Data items

---+---

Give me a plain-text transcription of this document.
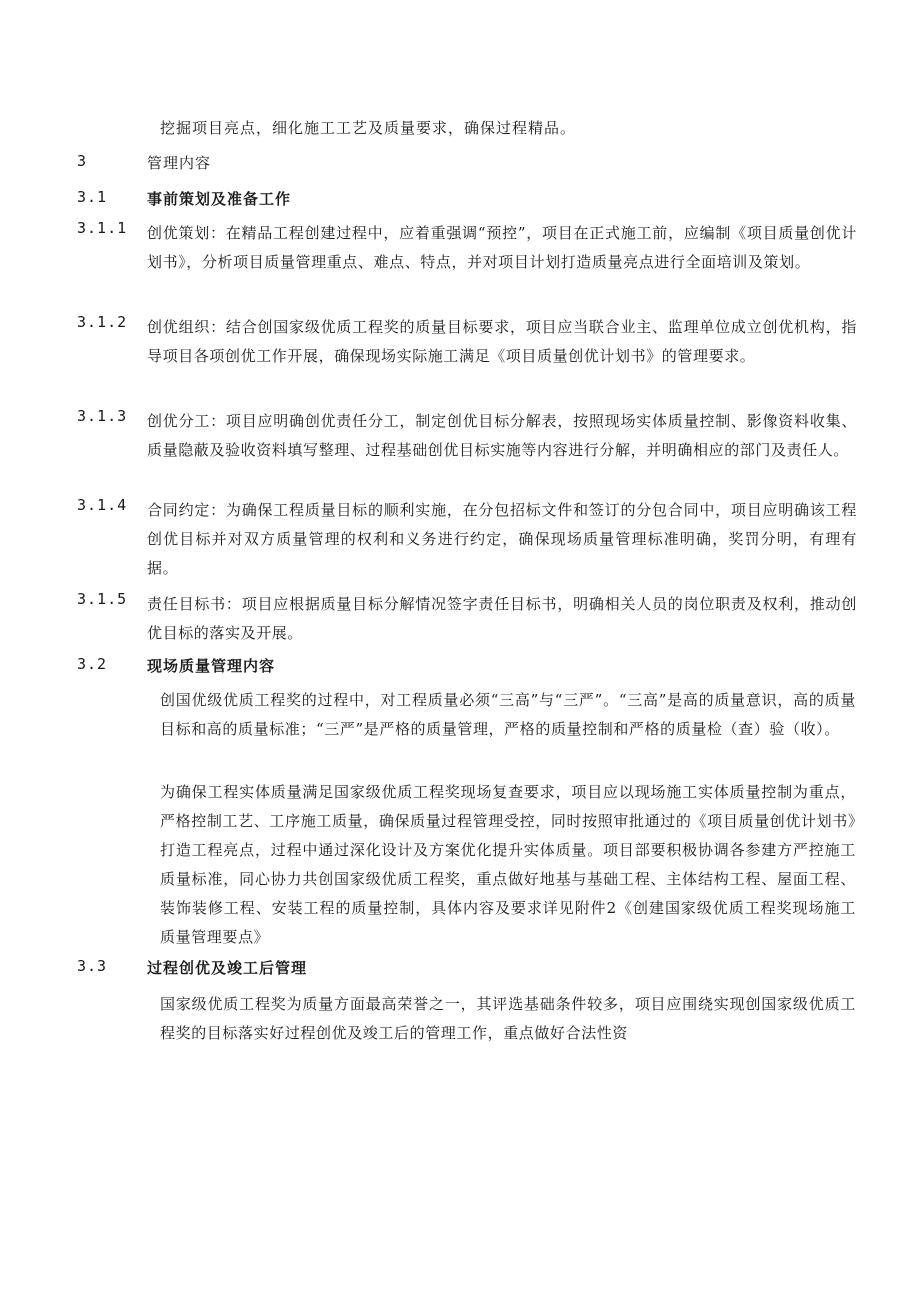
挖掘项目亮点，细化施工工艺及质量要求，确保过程精品。
3	管理内容
3.1	事前策划及准备工作
3.1.1 创优策划：在精品工程创建过程中，应着重强调“预控”，项目在正式施工前，应编制《项目质量创优计划书》，分析项目质量管理重点、难点、特点，并对项目计划打造质量亮点进行全面培训及策划。
3.1.2 创优组织：结合创国家级优质工程奖的质量目标要求，项目应当联合业主、监理单位成立创优机构，指导项目各项创优工作开展，确保现场实际施工满足《项目质量创优计划书》的管理要求。
3.1.3 创优分工：项目应明确创优责任分工，制定创优目标分解表，按照现场实体质量控制、影像资料收集、质量隐蔽及验收资料填写整理、过程基础创优目标实施等内容进行分解，并明确相应的部门及责任人。
3.1.4 合同约定：为确保工程质量目标的顺利实施，在分包招标文件和签订的分包合同中，项目应明确该工程创优目标并对双方质量管理的权利和义务进行约定，确保现场质量管理标准明确，奖罚分明，有理有据。
3.1.5 责任目标书：项目应根据质量目标分解情况签字责任目标书，明确相关人员的岗位职责及权利，推动创优目标的落实及开展。
3.2	现场质量管理内容
创国优级优质工程奖的过程中，对工程质量必须“三高”与“三严”。“三高”是高的质量意识，高的质量目标和高的质量标准；“三严”是严格的质量管理，严格的质量控制和严格的质量检（查）验（收）。
为确保工程实体质量满足国家级优质工程奖现场复查要求，项目应以现场施工实体质量控制为重点，严格控制工艺、工序施工质量，确保质量过程管理受控，同时按照审批通过的《项目质量创优计划书》打造工程亮点，过程中通过深化设计及方案优化提升实体质量。项目部要积极协调各参建方严控施工质量标准，同心协力共创国家级优质工程奖，重点做好地基与基础工程、主体结构工程、屋面工程、装饰装修工程、安装工程的质量控制，具体内容及要求详见附件2《创建国家级优质工程奖现场施工质量管理要点》
3.3	过程创优及竣工后管理
国家级优质工程奖为质量方面最高荣誉之一，其评选基础条件较多，项目应围绕实现创国家级优质工程奖的目标落实好过程创优及竣工后的管理工作，重点做好合法性资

---+---

◆ TASK INSTRUCTIONS ◆
Copy every line of the records above that contains "项目质量创优计划书".

◆ SOLUTION FOR THIS PROBLEM ◆
3.1.1 创优策划：在精品工程创建过程中，应着重强调“预控”，项目在正式施工前，应编制《项目质量创优计划书》，分析项目质量管理重点、难点、特点，并对项目计划打造质量亮点进行全面培训及策划。
3.1.2 创优组织：结合创国家级优质工程奖的质量目标要求，项目应当联合业主、监理单位成立创优机构，指导项目各项创优工作开展，确保现场实际施工满足《项目质量创优计划书》的管理要求。
为确保工程实体质量满足国家级优质工程奖现场复查要求，项目应以现场施工实体质量控制为重点，严格控制工艺、工序施工质量，确保质量过程管理受控，同时按照审批通过的《项目质量创优计划书》打造工程亮点，过程中通过深化设计及方案优化提升实体质量。项目部要积极协调各参建方严控施工质量标准，同心协力共创国家级优质工程奖，重点做好地基与基础工程、主体结构工程、屋面工程、装饰装修工程、安装工程的质量控制，具体内容及要求详见附件2《创建国家级优质工程奖现场施工质量管理要点》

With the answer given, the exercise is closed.